● **MATERIAL FOR THIS TASK**
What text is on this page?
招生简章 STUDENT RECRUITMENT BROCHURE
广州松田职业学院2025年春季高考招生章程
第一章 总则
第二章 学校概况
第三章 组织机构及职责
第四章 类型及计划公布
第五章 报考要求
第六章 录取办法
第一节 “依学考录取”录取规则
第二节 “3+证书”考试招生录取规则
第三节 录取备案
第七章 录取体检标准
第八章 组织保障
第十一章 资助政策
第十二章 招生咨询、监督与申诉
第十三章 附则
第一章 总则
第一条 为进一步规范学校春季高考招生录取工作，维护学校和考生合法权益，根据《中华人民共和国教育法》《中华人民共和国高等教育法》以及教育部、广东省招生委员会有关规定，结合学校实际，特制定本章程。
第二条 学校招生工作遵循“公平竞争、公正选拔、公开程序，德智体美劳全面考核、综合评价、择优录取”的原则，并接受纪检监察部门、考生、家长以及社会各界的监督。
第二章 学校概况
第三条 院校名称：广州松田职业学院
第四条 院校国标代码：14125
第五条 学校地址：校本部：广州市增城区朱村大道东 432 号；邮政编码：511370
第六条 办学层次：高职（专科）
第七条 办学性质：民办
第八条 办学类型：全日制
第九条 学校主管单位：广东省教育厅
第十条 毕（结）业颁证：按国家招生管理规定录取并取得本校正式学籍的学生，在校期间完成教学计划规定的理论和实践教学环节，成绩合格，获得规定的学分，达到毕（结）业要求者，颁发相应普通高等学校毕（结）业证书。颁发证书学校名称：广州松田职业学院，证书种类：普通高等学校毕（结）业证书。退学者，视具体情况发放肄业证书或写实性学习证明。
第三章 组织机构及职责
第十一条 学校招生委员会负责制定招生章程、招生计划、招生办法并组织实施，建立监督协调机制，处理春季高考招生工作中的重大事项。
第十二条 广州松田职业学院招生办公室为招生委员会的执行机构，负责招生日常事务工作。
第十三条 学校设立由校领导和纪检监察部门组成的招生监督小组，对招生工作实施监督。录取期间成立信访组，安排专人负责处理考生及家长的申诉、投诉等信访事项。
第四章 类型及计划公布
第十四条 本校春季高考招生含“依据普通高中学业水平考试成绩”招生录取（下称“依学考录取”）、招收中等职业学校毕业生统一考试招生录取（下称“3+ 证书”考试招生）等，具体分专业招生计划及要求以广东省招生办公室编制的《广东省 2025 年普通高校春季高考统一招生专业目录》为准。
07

● **DESCRIPTION OF THE TASK**
Restate the data above word for word.

● **WRITTEN ANSWER**
What text is on this page?
招生简章 STUDENT RECRUITMENT BROCHURE
广州松田职业学院2025年春季高考招生章程
第一章 总则
第二章 学校概况
第三章 组织机构及职责
第四章 类型及计划公布
第五章 报考要求
第六章 录取办法
第一节 “依学考录取”录取规则
第二节 “3+证书”考试招生录取规则
第三节 录取备案
第七章 录取体检标准
第八章 组织保障
第十一章 资助政策
第十二章 招生咨询、监督与申诉
第十三章 附则
第一章 总则
第一条 为进一步规范学校春季高考招生录取工作，维护学校和考生合法权益，根据《中华人民共和国教育法》《中华人民共和国高等教育法》以及教育部、广东省招生委员会有关规定，结合学校实际，特制定本章程。
第二条 学校招生工作遵循“公平竞争、公正选拔、公开程序，德智体美劳全面考核、综合评价、择优录取”的原则，并接受纪检监察部门、考生、家长以及社会各界的监督。
第二章 学校概况
第三条 院校名称：广州松田职业学院
第四条 院校国标代码：14125
第五条 学校地址：校本部：广州市增城区朱村大道东 432 号；邮政编码：511370
第六条 办学层次：高职（专科）
第七条 办学性质：民办
第八条 办学类型：全日制
第九条 学校主管单位：广东省教育厅
第十条 毕（结）业颁证：按国家招生管理规定录取并取得本校正式学籍的学生，在校期间完成教学计划规定的理论和实践教学环节，成绩合格，获得规定的学分，达到毕（结）业要求者，颁发相应普通高等学校毕（结）业证书。颁发证书学校名称：广州松田职业学院，证书种类：普通高等学校毕（结）业证书。退学者，视具体情况发放肄业证书或写实性学习证明。
第三章 组织机构及职责
第十一条 学校招生委员会负责制定招生章程、招生计划、招生办法并组织实施，建立监督协调机制，处理春季高考招生工作中的重大事项。
第十二条 广州松田职业学院招生办公室为招生委员会的执行机构，负责招生日常事务工作。
第十三条 学校设立由校领导和纪检监察部门组成的招生监督小组，对招生工作实施监督。录取期间成立信访组，安排专人负责处理考生及家长的申诉、投诉等信访事项。
第四章 类型及计划公布
第十四条 本校春季高考招生含“依据普通高中学业水平考试成绩”招生录取（下称“依学考录取”）、招收中等职业学校毕业生统一考试招生录取（下称“3+ 证书”考试招生）等，具体分专业招生计划及要求以广东省招生办公室编制的《广东省 2025 年普通高校春季高考统一招生专业目录》为准。
07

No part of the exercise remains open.